**TASK DESCRIPTION**
Repeat every entry in the listing below, exactly.
### MATERIAL SUPPLIED ###
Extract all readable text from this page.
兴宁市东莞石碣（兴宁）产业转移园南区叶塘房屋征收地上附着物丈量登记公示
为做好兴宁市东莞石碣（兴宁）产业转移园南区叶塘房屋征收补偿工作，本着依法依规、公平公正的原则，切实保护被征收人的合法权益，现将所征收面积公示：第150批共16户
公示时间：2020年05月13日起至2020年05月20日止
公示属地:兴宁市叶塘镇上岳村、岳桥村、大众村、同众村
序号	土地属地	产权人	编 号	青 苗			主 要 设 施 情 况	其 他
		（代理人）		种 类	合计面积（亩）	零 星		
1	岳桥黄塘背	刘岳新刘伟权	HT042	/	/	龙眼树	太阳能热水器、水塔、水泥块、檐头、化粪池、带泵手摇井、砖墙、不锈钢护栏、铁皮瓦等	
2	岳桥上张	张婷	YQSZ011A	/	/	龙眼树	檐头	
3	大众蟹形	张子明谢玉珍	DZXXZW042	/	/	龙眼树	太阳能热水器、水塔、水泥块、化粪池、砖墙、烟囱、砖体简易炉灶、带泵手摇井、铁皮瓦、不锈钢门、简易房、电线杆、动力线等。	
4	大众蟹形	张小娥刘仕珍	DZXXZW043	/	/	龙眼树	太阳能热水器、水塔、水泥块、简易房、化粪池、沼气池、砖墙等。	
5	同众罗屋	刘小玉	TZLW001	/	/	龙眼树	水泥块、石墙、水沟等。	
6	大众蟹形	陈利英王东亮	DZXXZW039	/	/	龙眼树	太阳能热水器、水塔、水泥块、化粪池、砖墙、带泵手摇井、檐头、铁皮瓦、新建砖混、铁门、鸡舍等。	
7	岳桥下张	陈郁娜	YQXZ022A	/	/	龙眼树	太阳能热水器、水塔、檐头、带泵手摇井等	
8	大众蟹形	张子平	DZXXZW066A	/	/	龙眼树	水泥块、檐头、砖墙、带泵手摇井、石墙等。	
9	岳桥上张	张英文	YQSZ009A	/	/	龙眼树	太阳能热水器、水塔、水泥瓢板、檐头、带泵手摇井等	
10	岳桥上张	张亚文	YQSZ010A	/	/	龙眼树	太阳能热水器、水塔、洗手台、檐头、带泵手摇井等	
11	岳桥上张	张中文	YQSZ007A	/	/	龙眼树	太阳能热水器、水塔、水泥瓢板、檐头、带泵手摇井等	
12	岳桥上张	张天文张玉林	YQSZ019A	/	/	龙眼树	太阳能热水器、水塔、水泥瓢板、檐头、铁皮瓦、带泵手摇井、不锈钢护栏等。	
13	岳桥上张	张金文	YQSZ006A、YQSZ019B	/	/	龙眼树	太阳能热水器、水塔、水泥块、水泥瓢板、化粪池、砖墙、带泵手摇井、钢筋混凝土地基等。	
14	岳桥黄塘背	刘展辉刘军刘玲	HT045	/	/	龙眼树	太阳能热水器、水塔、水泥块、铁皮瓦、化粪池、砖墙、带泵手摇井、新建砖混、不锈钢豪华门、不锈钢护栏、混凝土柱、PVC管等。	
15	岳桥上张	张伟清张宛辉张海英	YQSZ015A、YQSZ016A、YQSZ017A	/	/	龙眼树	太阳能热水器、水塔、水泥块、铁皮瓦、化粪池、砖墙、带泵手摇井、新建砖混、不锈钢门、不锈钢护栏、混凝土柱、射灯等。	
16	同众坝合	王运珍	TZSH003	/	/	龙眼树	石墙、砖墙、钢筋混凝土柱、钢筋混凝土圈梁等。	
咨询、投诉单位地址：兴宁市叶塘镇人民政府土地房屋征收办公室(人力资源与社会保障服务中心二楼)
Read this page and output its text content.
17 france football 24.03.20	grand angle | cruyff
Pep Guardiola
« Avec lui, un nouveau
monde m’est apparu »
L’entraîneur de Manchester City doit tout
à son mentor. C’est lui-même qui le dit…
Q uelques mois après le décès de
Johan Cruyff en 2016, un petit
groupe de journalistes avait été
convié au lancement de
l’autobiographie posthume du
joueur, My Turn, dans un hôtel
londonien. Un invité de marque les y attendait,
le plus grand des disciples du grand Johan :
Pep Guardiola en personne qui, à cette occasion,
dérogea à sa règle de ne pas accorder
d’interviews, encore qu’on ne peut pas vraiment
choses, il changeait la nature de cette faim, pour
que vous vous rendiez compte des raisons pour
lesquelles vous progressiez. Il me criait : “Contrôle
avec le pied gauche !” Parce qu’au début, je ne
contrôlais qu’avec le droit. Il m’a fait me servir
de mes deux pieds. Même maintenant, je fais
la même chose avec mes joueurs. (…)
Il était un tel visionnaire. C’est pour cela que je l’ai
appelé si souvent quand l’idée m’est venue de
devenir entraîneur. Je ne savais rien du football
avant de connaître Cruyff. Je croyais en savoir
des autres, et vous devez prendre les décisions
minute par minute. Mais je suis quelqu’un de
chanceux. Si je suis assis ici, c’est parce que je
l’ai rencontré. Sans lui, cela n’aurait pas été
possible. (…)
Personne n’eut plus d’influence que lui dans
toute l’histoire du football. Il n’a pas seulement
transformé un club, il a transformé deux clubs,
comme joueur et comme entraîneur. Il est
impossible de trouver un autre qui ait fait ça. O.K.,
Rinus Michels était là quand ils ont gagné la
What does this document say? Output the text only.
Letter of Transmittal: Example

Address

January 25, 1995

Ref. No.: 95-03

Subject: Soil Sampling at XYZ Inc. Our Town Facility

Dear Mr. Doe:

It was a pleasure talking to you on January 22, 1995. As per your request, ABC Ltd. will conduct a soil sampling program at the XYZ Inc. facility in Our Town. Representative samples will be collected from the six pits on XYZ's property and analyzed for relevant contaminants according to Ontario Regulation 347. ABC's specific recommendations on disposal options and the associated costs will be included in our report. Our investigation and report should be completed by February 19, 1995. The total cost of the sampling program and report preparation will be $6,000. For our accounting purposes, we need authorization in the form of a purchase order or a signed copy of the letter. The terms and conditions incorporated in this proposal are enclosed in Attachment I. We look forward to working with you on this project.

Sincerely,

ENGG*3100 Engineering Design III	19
###
**EXPECTED OUTPUT**
Extract all readable text from this page.
兴宁市东莞石碣（兴宁）产业转移园南区叶塘房屋征收地上附着物丈量登记公示
为做好兴宁市东莞石碣（兴宁）产业转移园南区叶塘房屋征收补偿工作，本着依法依规、公平公正的原则，切实保护被征收人的合法权益，现将所征收面积公示：第150批共16户
公示时间：2020年05月13日起至2020年05月20日止
公示属地:兴宁市叶塘镇上岳村、岳桥村、大众村、同众村
序号	土地属地	产权人	编 号	青 苗			主 要 设 施 情 况	其 他
		（代理人）		种 类	合计面积（亩）	零 星		
1	岳桥黄塘背	刘岳新刘伟权	HT042	/	/	龙眼树	太阳能热水器、水塔、水泥块、檐头、化粪池、带泵手摇井、砖墙、不锈钢护栏、铁皮瓦等	
2	岳桥上张	张婷	YQSZ011A	/	/	龙眼树	檐头	
3	大众蟹形	张子明谢玉珍	DZXXZW042	/	/	龙眼树	太阳能热水器、水塔、水泥块、化粪池、砖墙、烟囱、砖体简易炉灶、带泵手摇井、铁皮瓦、不锈钢门、简易房、电线杆、动力线等。	
4	大众蟹形	张小娥刘仕珍	DZXXZW043	/	/	龙眼树	太阳能热水器、水塔、水泥块、简易房、化粪池、沼气池、砖墙等。	
5	同众罗屋	刘小玉	TZLW001	/	/	龙眼树	水泥块、石墙、水沟等。	
6	大众蟹形	陈利英王东亮	DZXXZW039	/	/	龙眼树	太阳能热水器、水塔、水泥块、化粪池、砖墙、带泵手摇井、檐头、铁皮瓦、新建砖混、铁门、鸡舍等。	
7	岳桥下张	陈郁娜	YQXZ022A	/	/	龙眼树	太阳能热水器、水塔、檐头、带泵手摇井等	
8	大众蟹形	张子平	DZXXZW066A	/	/	龙眼树	水泥块、檐头、砖墙、带泵手摇井、石墙等。	
9	岳桥上张	张英文	YQSZ009A	/	/	龙眼树	太阳能热水器、水塔、水泥瓢板、檐头、带泵手摇井等	
10	岳桥上张	张亚文	YQSZ010A	/	/	龙眼树	太阳能热水器、水塔、洗手台、檐头、带泵手摇井等	
11	岳桥上张	张中文	YQSZ007A	/	/	龙眼树	太阳能热水器、水塔、水泥瓢板、檐头、带泵手摇井等	
12	岳桥上张	张天文张玉林	YQSZ019A	/	/	龙眼树	太阳能热水器、水塔、水泥瓢板、檐头、铁皮瓦、带泵手摇井、不锈钢护栏等。	
13	岳桥上张	张金文	YQSZ006A、YQSZ019B	/	/	龙眼树	太阳能热水器、水塔、水泥块、水泥瓢板、化粪池、砖墙、带泵手摇井、钢筋混凝土地基等。	
14	岳桥黄塘背	刘展辉刘军刘玲	HT045	/	/	龙眼树	太阳能热水器、水塔、水泥块、铁皮瓦、化粪池、砖墙、带泵手摇井、新建砖混、不锈钢豪华门、不锈钢护栏、混凝土柱、PVC管等。	
15	岳桥上张	张伟清张宛辉张海英	YQSZ015A、YQSZ016A、YQSZ017A	/	/	龙眼树	太阳能热水器、水塔、水泥块、铁皮瓦、化粪池、砖墙、带泵手摇井、新建砖混、不锈钢门、不锈钢护栏、混凝土柱、射灯等。	
16	同众坝合	王运珍	TZSH003	/	/	龙眼树	石墙、砖墙、钢筋混凝土柱、钢筋混凝土圈梁等。	
咨询、投诉单位地址：兴宁市叶塘镇人民政府土地房屋征收办公室(人力资源与社会保障服务中心二楼)
Read this page and output its text content.
17 france football 24.03.20	grand angle | cruyff
Pep Guardiola
« Avec lui, un nouveau
monde m’est apparu »
L’entraîneur de Manchester City doit tout
à son mentor. C’est lui-même qui le dit…
Q uelques mois après le décès de
Johan Cruyff en 2016, un petit
groupe de journalistes avait été
convié au lancement de
l’autobiographie posthume du
joueur, My Turn, dans un hôtel
londonien. Un invité de marque les y attendait,
le plus grand des disciples du grand Johan :
Pep Guardiola en personne qui, à cette occasion,
dérogea à sa règle de ne pas accorder
d’interviews, encore qu’on ne peut pas vraiment
choses, il changeait la nature de cette faim, pour
que vous vous rendiez compte des raisons pour
lesquelles vous progressiez. Il me criait : “Contrôle
avec le pied gauche !” Parce qu’au début, je ne
contrôlais qu’avec le droit. Il m’a fait me servir
de mes deux pieds. Même maintenant, je fais
la même chose avec mes joueurs. (…)
Il était un tel visionnaire. C’est pour cela que je l’ai
appelé si souvent quand l’idée m’est venue de
devenir entraîneur. Je ne savais rien du football
avant de connaître Cruyff. Je croyais en savoir
des autres, et vous devez prendre les décisions
minute par minute. Mais je suis quelqu’un de
chanceux. Si je suis assis ici, c’est parce que je
l’ai rencontré. Sans lui, cela n’aurait pas été
possible. (…)
Personne n’eut plus d’influence que lui dans
toute l’histoire du football. Il n’a pas seulement
transformé un club, il a transformé deux clubs,
comme joueur et comme entraîneur. Il est
impossible de trouver un autre qui ait fait ça. O.K.,
Rinus Michels était là quand ils ont gagné la
What does this document say? Output the text only.
Letter of Transmittal: Example

Address

January 25, 1995

Ref. No.: 95-03

Subject: Soil Sampling at XYZ Inc. Our Town Facility

Dear Mr. Doe:

It was a pleasure talking to you on January 22, 1995. As per your request, ABC Ltd. will conduct a soil sampling program at the XYZ Inc. facility in Our Town. Representative samples will be collected from the six pits on XYZ's property and analyzed for relevant contaminants according to Ontario Regulation 347. ABC's specific recommendations on disposal options and the associated costs will be included in our report. Our investigation and report should be completed by February 19, 1995. The total cost of the sampling program and report preparation will be $6,000. For our accounting purposes, we need authorization in the form of a purchase order or a signed copy of the letter. The terms and conditions incorporated in this proposal are enclosed in Attachment I. We look forward to working with you on this project.

Sincerely,

ENGG*3100 Engineering Design III	19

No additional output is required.